Write the data out again exactly, dropping any images it holds.

» **SUPPLIED RECORDS**

>> begin

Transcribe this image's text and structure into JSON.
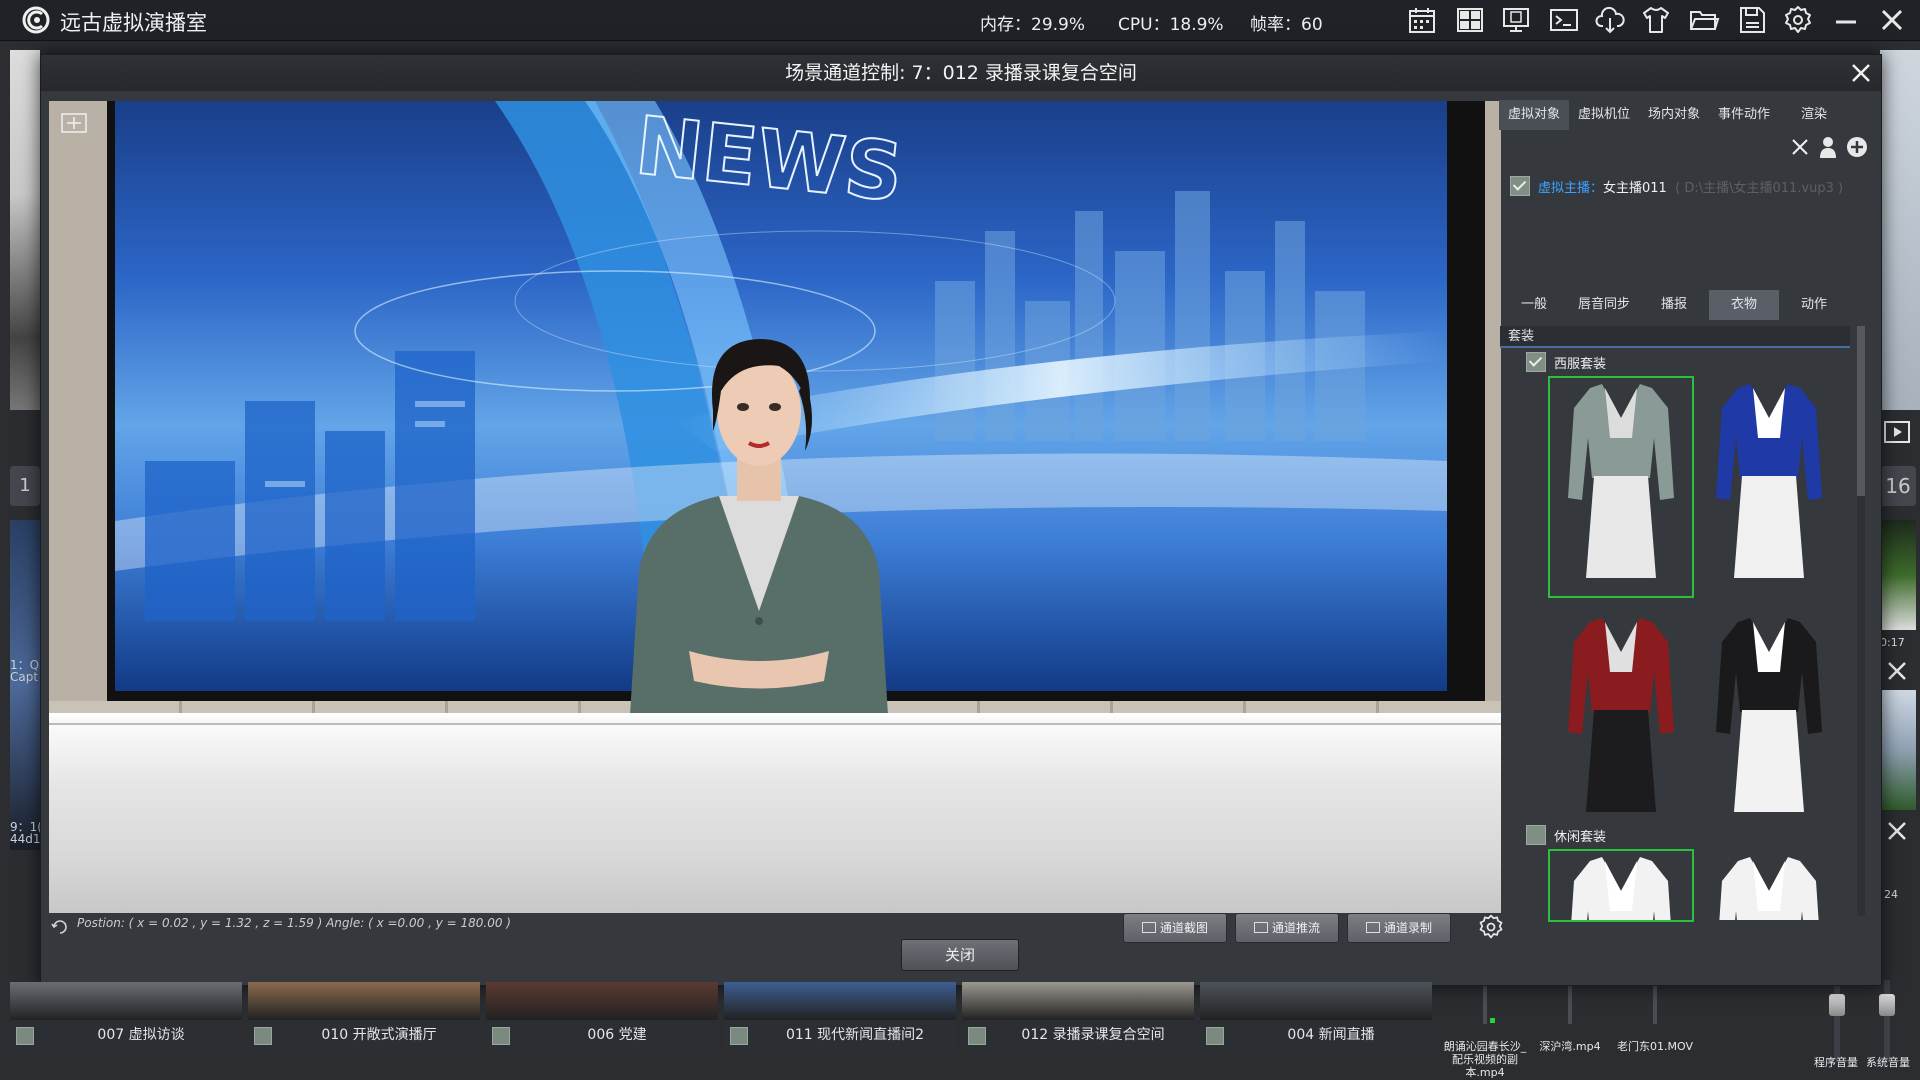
{
  "app": {
    "title": "远古虚拟演播室",
    "stats": {
      "memory": "内存：29.9%",
      "cpu": "CPU：18.9%",
      "fps": "帧率：60"
    }
  },
  "toolbar_icons": [
    "calendar-icon",
    "layout-icon",
    "monitor-icon",
    "terminal-icon",
    "cloud-download-icon",
    "shirt-icon",
    "folder-icon",
    "save-icon",
    "gear-icon",
    "minimize-icon",
    "close-icon"
  ],
  "background": {
    "left_labels": [
      "1：Q",
      "Capt",
      "9：1(",
      "44d1("
    ],
    "left_number": "1",
    "right_number": "16",
    "right_labels": [
      "0:17",
      "24"
    ]
  },
  "scenes": [
    {
      "label": "007 虚拟访谈",
      "color": "#6a6e74"
    },
    {
      "label": "010 开敞式演播厅",
      "color": "#8b6b4f"
    },
    {
      "label": "006 党建",
      "color": "#5b3a32"
    },
    {
      "label": "011 现代新闻直播间2",
      "color": "#3d5f93"
    },
    {
      "label": "012 录播录课复合空间",
      "color": "#9a9890"
    },
    {
      "label": "004 新闻直播",
      "color": "#4d535b"
    }
  ],
  "audio": {
    "clips": [
      "朗诵沁园春长沙_配乐视频的副本.mp4",
      "深沪湾.mp4",
      "老门东01.MOV"
    ],
    "volumes": [
      "程序音量",
      "系统音量"
    ]
  },
  "dialog": {
    "title": "场景通道控制: 7：012 录播录课复合空间",
    "position_text": "Postion: ( x = 0.02 , y = 1.32 , z = 1.59 )  Angle: ( x =0.00 , y = 180.00 )",
    "buttons": {
      "snapshot": "通道截图",
      "stream": "通道推流",
      "record": "通道录制",
      "close": "关闭"
    },
    "screen_text": "NEWS"
  },
  "panel": {
    "tabs": [
      "虚拟对象",
      "虚拟机位",
      "场内对象",
      "事件动作",
      "渲染"
    ],
    "active_tab": 0,
    "object": {
      "label": "虚拟主播：",
      "name": "女主播011",
      "path": "( D:\\主播\\女主播011.vup3 )"
    },
    "subtabs": [
      "一般",
      "唇音同步",
      "播报",
      "衣物",
      "动作"
    ],
    "active_subtab": 3,
    "section": "套装",
    "groups": [
      {
        "name": "西服套装",
        "checked": true,
        "outfits": [
          {
            "top": "#8a9a96",
            "bottom": "#e8e8e8",
            "inner": "#dcdcdc",
            "selected": true
          },
          {
            "top": "#1f3aa6",
            "bottom": "#f0f0f0",
            "inner": "#ffffff",
            "selected": false
          },
          {
            "top": "#8a1c1f",
            "bottom": "#1c1c1e",
            "inner": "#e0e0e0",
            "selected": false
          },
          {
            "top": "#1a1a1c",
            "bottom": "#f2f2f2",
            "inner": "#ffffff",
            "selected": false
          }
        ]
      },
      {
        "name": "休闲套装",
        "checked": false,
        "outfits": [
          {
            "top": "#f2f2f2",
            "bottom": "#3aa7a0",
            "inner": "#ffffff",
            "selected": true
          },
          {
            "top": "#f2f2f2",
            "bottom": "#3a76b5",
            "inner": "#ffffff",
            "selected": false
          }
        ]
      }
    ]
  }
}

>> end

» **RESULT**
Transcribe this image's text and structure into JSON.
{
  "app": {
    "title": "远古虚拟演播室",
    "stats": {
      "memory": "内存：29.9%",
      "cpu": "CPU：18.9%",
      "fps": "帧率：60"
    }
  },
  "toolbar_icons": [
    "calendar-icon",
    "layout-icon",
    "monitor-icon",
    "terminal-icon",
    "cloud-download-icon",
    "shirt-icon",
    "folder-icon",
    "save-icon",
    "gear-icon",
    "minimize-icon",
    "close-icon"
  ],
  "background": {
    "left_labels": [
      "1：Q",
      "Capt",
      "9：1(",
      "44d1("
    ],
    "left_number": "1",
    "right_number": "16",
    "right_labels": [
      "0:17",
      "24"
    ]
  },
  "scenes": [
    {
      "label": "007 虚拟访谈",
      "color": "#6a6e74"
    },
    {
      "label": "010 开敞式演播厅",
      "color": "#8b6b4f"
    },
    {
      "label": "006 党建",
      "color": "#5b3a32"
    },
    {
      "label": "011 现代新闻直播间2",
      "color": "#3d5f93"
    },
    {
      "label": "012 录播录课复合空间",
      "color": "#9a9890"
    },
    {
      "label": "004 新闻直播",
      "color": "#4d535b"
    }
  ],
  "audio": {
    "clips": [
      "朗诵沁园春长沙_配乐视频的副本.mp4",
      "深沪湾.mp4",
      "老门东01.MOV"
    ],
    "volumes": [
      "程序音量",
      "系统音量"
    ]
  },
  "dialog": {
    "title": "场景通道控制: 7：012 录播录课复合空间",
    "position_text": "Postion: ( x = 0.02 , y = 1.32 , z = 1.59 )  Angle: ( x =0.00 , y = 180.00 )",
    "buttons": {
      "snapshot": "通道截图",
      "stream": "通道推流",
      "record": "通道录制",
      "close": "关闭"
    },
    "screen_text": "NEWS"
  },
  "panel": {
    "tabs": [
      "虚拟对象",
      "虚拟机位",
      "场内对象",
      "事件动作",
      "渲染"
    ],
    "active_tab": 0,
    "object": {
      "label": "虚拟主播：",
      "name": "女主播011",
      "path": "( D:\\主播\\女主播011.vup3 )"
    },
    "subtabs": [
      "一般",
      "唇音同步",
      "播报",
      "衣物",
      "动作"
    ],
    "active_subtab": 3,
    "section": "套装",
    "groups": [
      {
        "name": "西服套装",
        "checked": true,
        "outfits": [
          {
            "top": "#8a9a96",
            "bottom": "#e8e8e8",
            "inner": "#dcdcdc",
            "selected": true
          },
          {
            "top": "#1f3aa6",
            "bottom": "#f0f0f0",
            "inner": "#ffffff",
            "selected": false
          },
          {
            "top": "#8a1c1f",
            "bottom": "#1c1c1e",
            "inner": "#e0e0e0",
            "selected": false
          },
          {
            "top": "#1a1a1c",
            "bottom": "#f2f2f2",
            "inner": "#ffffff",
            "selected": false
          }
        ]
      },
      {
        "name": "休闲套装",
        "checked": false,
        "outfits": [
          {
            "top": "#f2f2f2",
            "bottom": "#3aa7a0",
            "inner": "#ffffff",
            "selected": true
          },
          {
            "top": "#f2f2f2",
            "bottom": "#3a76b5",
            "inner": "#ffffff",
            "selected": false
          }
        ]
      }
    ]
  }
}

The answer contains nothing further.